TASK OBJECTIVE :: Each line containing the word "this" must be collected.

─── RECORDS FOR THE EXERCISE

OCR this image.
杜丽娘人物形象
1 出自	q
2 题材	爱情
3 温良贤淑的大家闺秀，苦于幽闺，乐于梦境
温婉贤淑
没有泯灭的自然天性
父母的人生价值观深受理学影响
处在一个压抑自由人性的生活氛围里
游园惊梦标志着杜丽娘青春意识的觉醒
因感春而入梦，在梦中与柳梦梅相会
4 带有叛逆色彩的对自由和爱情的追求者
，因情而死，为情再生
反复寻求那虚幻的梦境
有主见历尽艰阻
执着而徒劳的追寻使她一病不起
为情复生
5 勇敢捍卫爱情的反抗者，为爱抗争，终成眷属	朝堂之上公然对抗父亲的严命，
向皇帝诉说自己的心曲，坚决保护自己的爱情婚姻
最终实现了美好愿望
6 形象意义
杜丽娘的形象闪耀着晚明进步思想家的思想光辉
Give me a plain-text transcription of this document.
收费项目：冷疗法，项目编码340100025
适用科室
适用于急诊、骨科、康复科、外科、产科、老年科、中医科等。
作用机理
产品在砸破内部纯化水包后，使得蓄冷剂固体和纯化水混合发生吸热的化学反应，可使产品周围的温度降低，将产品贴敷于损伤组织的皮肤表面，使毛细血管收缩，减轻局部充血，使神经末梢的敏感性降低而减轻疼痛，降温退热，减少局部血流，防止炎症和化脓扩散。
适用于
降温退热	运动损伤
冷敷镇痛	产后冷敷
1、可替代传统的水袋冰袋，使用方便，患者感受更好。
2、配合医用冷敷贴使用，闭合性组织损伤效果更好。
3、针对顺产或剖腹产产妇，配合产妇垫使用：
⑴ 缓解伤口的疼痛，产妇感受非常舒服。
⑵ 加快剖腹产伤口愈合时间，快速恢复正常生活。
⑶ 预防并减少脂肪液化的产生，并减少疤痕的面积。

──────

COMPLETED TASK ::
OCR this image.
Give me a plain-text transcription of this document.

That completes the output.